◆ Exercise requirements ◆
The expected answer is a copy of every line in the listing that has the word "benutzt".

◆ Given data ◆

※ ※ ※

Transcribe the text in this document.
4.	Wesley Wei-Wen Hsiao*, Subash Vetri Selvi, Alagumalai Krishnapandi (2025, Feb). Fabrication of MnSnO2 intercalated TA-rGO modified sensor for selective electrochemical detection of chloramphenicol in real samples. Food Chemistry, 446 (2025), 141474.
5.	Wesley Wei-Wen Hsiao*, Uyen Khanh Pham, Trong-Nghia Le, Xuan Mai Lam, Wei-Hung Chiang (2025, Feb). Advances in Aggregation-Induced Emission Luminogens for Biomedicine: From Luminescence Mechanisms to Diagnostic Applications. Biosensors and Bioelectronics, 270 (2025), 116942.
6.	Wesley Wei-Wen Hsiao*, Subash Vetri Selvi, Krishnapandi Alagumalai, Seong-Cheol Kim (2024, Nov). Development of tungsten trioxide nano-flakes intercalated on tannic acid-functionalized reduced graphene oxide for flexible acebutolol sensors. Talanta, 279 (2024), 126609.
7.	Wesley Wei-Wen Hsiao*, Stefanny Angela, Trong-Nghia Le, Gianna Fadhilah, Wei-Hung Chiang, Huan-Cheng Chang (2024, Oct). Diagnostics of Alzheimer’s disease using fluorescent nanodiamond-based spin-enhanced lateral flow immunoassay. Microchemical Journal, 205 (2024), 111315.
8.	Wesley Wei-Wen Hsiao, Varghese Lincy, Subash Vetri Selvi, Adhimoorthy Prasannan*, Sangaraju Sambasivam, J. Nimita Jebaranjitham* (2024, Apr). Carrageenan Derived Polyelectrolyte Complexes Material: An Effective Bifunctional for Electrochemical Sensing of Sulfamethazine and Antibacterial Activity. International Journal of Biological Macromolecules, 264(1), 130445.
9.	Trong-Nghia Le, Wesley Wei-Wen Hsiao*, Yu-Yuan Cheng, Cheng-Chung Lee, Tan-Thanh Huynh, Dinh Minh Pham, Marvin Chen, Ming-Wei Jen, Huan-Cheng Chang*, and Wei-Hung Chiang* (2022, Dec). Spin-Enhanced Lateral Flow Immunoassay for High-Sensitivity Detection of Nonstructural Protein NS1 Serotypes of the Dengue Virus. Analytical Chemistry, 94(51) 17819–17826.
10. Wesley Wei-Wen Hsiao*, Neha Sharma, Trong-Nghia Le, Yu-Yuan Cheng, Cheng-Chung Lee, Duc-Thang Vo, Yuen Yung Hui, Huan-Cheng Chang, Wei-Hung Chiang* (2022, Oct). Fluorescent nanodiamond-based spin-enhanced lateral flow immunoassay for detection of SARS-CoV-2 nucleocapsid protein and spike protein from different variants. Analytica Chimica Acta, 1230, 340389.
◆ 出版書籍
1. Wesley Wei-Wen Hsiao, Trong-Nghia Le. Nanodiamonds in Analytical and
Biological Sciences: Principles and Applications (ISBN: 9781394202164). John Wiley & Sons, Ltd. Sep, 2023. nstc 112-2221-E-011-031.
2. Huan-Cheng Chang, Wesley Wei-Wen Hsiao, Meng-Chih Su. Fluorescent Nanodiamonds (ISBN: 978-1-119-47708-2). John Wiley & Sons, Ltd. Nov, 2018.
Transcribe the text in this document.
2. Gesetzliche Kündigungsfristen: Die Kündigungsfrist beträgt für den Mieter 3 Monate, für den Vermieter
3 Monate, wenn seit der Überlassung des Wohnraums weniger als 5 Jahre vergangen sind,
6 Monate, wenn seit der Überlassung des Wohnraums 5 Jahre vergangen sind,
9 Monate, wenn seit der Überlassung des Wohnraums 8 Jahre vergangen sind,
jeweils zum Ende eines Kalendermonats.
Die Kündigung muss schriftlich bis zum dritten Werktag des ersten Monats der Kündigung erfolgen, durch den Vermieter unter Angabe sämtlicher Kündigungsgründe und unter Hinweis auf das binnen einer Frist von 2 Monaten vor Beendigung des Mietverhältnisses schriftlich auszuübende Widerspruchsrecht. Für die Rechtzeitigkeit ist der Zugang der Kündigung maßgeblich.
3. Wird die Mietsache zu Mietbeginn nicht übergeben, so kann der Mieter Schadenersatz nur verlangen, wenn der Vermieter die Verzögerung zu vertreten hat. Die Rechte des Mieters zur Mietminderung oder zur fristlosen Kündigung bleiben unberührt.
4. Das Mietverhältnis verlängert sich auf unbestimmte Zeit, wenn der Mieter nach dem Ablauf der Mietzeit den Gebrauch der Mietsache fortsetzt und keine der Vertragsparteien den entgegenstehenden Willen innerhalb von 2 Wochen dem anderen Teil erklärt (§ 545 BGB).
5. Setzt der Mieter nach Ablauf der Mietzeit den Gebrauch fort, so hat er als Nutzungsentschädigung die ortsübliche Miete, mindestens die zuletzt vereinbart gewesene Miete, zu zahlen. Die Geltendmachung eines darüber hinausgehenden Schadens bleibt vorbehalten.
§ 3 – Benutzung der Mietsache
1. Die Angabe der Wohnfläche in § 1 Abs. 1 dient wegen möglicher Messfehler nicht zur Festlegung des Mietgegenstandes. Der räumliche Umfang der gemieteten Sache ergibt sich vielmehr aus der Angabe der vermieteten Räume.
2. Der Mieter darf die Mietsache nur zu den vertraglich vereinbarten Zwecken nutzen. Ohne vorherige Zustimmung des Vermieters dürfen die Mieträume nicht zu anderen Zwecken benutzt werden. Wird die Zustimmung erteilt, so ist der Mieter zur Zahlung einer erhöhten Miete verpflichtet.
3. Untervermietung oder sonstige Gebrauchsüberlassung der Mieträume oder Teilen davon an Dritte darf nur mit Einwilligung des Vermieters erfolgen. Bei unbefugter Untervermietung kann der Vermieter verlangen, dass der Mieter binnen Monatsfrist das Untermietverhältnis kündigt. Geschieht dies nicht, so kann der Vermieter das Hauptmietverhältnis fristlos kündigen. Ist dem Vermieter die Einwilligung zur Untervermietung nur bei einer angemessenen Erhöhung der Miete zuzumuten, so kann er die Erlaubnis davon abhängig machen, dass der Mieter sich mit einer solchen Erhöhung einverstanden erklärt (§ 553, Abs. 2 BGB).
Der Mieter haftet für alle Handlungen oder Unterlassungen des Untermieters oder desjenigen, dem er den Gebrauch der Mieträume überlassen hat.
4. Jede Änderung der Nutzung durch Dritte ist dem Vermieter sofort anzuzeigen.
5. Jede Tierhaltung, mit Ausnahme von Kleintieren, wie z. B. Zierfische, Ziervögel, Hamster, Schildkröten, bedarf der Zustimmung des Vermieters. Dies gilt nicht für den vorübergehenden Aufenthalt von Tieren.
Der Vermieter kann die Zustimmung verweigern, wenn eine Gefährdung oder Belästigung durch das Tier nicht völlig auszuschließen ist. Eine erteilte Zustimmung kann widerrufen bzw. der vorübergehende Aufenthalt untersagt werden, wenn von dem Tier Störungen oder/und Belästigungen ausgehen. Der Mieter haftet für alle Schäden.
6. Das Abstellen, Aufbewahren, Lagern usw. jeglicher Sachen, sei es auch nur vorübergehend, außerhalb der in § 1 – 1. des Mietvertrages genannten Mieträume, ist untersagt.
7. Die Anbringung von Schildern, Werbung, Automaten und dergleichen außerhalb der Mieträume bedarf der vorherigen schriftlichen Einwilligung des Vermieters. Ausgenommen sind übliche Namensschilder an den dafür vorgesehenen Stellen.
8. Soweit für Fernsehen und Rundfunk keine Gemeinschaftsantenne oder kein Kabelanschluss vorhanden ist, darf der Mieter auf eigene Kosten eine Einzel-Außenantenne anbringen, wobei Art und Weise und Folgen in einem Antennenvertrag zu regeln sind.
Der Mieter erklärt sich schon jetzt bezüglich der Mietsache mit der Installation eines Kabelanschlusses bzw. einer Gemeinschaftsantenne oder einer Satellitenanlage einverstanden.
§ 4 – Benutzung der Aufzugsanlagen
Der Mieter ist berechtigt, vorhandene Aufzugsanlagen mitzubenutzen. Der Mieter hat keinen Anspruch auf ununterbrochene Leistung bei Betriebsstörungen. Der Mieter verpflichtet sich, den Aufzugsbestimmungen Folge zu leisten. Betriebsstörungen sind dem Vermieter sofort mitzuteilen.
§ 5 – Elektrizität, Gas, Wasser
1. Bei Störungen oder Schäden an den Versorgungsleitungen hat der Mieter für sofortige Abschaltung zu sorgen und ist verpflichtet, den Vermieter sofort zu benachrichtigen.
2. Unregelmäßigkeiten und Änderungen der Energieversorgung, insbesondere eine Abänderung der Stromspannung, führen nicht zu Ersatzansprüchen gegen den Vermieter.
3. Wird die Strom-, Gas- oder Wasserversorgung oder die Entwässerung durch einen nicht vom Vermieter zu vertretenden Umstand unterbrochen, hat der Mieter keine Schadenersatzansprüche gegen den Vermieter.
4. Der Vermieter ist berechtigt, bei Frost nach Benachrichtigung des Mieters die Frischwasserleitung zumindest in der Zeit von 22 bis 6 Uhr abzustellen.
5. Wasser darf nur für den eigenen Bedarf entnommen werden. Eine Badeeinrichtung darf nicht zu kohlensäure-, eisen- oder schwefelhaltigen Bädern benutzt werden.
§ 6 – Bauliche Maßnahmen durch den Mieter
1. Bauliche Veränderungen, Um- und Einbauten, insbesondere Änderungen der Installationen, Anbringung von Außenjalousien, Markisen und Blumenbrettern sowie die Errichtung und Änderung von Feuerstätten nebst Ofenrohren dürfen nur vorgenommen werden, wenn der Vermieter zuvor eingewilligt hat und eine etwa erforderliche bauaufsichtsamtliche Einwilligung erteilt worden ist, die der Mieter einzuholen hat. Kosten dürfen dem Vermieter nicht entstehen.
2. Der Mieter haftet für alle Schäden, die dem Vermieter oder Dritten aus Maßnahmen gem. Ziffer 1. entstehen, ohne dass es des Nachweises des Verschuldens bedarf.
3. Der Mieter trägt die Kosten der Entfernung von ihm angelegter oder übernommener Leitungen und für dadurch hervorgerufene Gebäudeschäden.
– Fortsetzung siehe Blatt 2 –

※ ※ ※

◆ Expected output ◆
2. Der Mieter darf die Mietsache nur zu den vertraglich vereinbarten Zwecken nutzen. Ohne vorherige Zustimmung des Vermieters dürfen die Mieträume nicht zu anderen Zwecken benutzt werden. Wird die Zustimmung erteilt, so ist der Mieter zur Zahlung einer erhöhten Miete verpflichtet.
5. Wasser darf nur für den eigenen Bedarf entnommen werden. Eine Badeeinrichtung darf nicht zu kohlensäure-, eisen- oder schwefelhaltigen Bädern benutzt werden.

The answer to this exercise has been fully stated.